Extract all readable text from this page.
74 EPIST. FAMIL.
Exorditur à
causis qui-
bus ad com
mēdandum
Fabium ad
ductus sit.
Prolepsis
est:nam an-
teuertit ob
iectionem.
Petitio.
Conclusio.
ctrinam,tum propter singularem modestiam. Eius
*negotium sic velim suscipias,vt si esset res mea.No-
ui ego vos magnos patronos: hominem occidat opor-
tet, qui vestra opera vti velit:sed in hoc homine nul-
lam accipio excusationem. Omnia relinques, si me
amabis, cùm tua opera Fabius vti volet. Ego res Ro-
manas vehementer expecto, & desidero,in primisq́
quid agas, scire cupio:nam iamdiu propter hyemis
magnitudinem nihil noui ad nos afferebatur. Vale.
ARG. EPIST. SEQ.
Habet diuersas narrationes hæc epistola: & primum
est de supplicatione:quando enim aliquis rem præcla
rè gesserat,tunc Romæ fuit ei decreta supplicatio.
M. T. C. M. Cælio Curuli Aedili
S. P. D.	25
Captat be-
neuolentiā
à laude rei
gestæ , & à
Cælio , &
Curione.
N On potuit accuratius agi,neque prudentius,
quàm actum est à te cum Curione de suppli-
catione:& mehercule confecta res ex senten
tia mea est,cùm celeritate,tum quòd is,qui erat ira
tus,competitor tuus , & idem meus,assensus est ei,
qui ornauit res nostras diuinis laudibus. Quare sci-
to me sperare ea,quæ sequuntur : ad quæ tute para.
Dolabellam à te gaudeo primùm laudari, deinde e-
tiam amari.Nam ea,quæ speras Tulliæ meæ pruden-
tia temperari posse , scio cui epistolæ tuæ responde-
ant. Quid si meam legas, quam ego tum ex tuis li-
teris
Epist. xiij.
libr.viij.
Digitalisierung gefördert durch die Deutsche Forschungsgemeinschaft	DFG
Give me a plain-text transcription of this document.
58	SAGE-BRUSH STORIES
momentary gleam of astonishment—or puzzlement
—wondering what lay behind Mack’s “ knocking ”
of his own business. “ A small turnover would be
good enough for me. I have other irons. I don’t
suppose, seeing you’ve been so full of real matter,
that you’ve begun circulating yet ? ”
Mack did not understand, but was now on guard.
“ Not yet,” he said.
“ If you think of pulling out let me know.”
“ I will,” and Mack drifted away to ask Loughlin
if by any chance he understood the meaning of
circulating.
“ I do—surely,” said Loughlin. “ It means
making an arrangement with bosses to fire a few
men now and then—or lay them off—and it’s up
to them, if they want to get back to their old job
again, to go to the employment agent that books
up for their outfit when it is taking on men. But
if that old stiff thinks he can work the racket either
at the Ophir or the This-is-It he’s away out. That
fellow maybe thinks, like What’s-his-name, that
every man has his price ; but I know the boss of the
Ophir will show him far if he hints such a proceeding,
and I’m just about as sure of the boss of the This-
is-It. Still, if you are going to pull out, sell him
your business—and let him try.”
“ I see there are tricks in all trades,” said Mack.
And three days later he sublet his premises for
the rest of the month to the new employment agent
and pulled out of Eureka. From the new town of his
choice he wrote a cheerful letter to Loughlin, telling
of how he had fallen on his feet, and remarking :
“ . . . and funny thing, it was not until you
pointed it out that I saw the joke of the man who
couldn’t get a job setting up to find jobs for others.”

══════════

The lines above should be duplicated exactly.

Solution to this task:
Extract all readable text from this page.
74 EPIST. FAMIL.
Exorditur à
causis qui-
bus ad com
mēdandum
Fabium ad
ductus sit.
Prolepsis
est:nam an-
teuertit ob
iectionem.
Petitio.
Conclusio.
ctrinam,tum propter singularem modestiam. Eius
*negotium sic velim suscipias,vt si esset res mea.No-
ui ego vos magnos patronos: hominem occidat opor-
tet, qui vestra opera vti velit:sed in hoc homine nul-
lam accipio excusationem. Omnia relinques, si me
amabis, cùm tua opera Fabius vti volet. Ego res Ro-
manas vehementer expecto, & desidero,in primisq́
quid agas, scire cupio:nam iamdiu propter hyemis
magnitudinem nihil noui ad nos afferebatur. Vale.
ARG. EPIST. SEQ.
Habet diuersas narrationes hæc epistola: & primum
est de supplicatione:quando enim aliquis rem præcla
rè gesserat,tunc Romæ fuit ei decreta supplicatio.
M. T. C. M. Cælio Curuli Aedili
S. P. D.	25
Captat be-
neuolentiā
à laude rei
gestæ , & à
Cælio , &
Curione.
N On potuit accuratius agi,neque prudentius,
quàm actum est à te cum Curione de suppli-
catione:& mehercule confecta res ex senten
tia mea est,cùm celeritate,tum quòd is,qui erat ira
tus,competitor tuus , & idem meus,assensus est ei,
qui ornauit res nostras diuinis laudibus. Quare sci-
to me sperare ea,quæ sequuntur : ad quæ tute para.
Dolabellam à te gaudeo primùm laudari, deinde e-
tiam amari.Nam ea,quæ speras Tulliæ meæ pruden-
tia temperari posse , scio cui epistolæ tuæ responde-
ant. Quid si meam legas, quam ego tum ex tuis li-
teris
Epist. xiij.
libr.viij.
Digitalisierung gefördert durch die Deutsche Forschungsgemeinschaft	DFG
Give me a plain-text transcription of this document.
58	SAGE-BRUSH STORIES
momentary gleam of astonishment—or puzzlement
—wondering what lay behind Mack’s “ knocking ”
of his own business. “ A small turnover would be
good enough for me. I have other irons. I don’t
suppose, seeing you’ve been so full of real matter,
that you’ve begun circulating yet ? ”
Mack did not understand, but was now on guard.
“ Not yet,” he said.
“ If you think of pulling out let me know.”
“ I will,” and Mack drifted away to ask Loughlin
if by any chance he understood the meaning of
circulating.
“ I do—surely,” said Loughlin. “ It means
making an arrangement with bosses to fire a few
men now and then—or lay them off—and it’s up
to them, if they want to get back to their old job
again, to go to the employment agent that books
up for their outfit when it is taking on men. But
if that old stiff thinks he can work the racket either
at the Ophir or the This-is-It he’s away out. That
fellow maybe thinks, like What’s-his-name, that
every man has his price ; but I know the boss of the
Ophir will show him far if he hints such a proceeding,
and I’m just about as sure of the boss of the This-
is-It. Still, if you are going to pull out, sell him
your business—and let him try.”
“ I see there are tricks in all trades,” said Mack.
And three days later he sublet his premises for
the rest of the month to the new employment agent
and pulled out of Eureka. From the new town of his
choice he wrote a cheerful letter to Loughlin, telling
of how he had fallen on his feet, and remarking :
“ . . . and funny thing, it was not until you
pointed it out that I saw the joke of the man who
couldn’t get a job setting up to find jobs for others.”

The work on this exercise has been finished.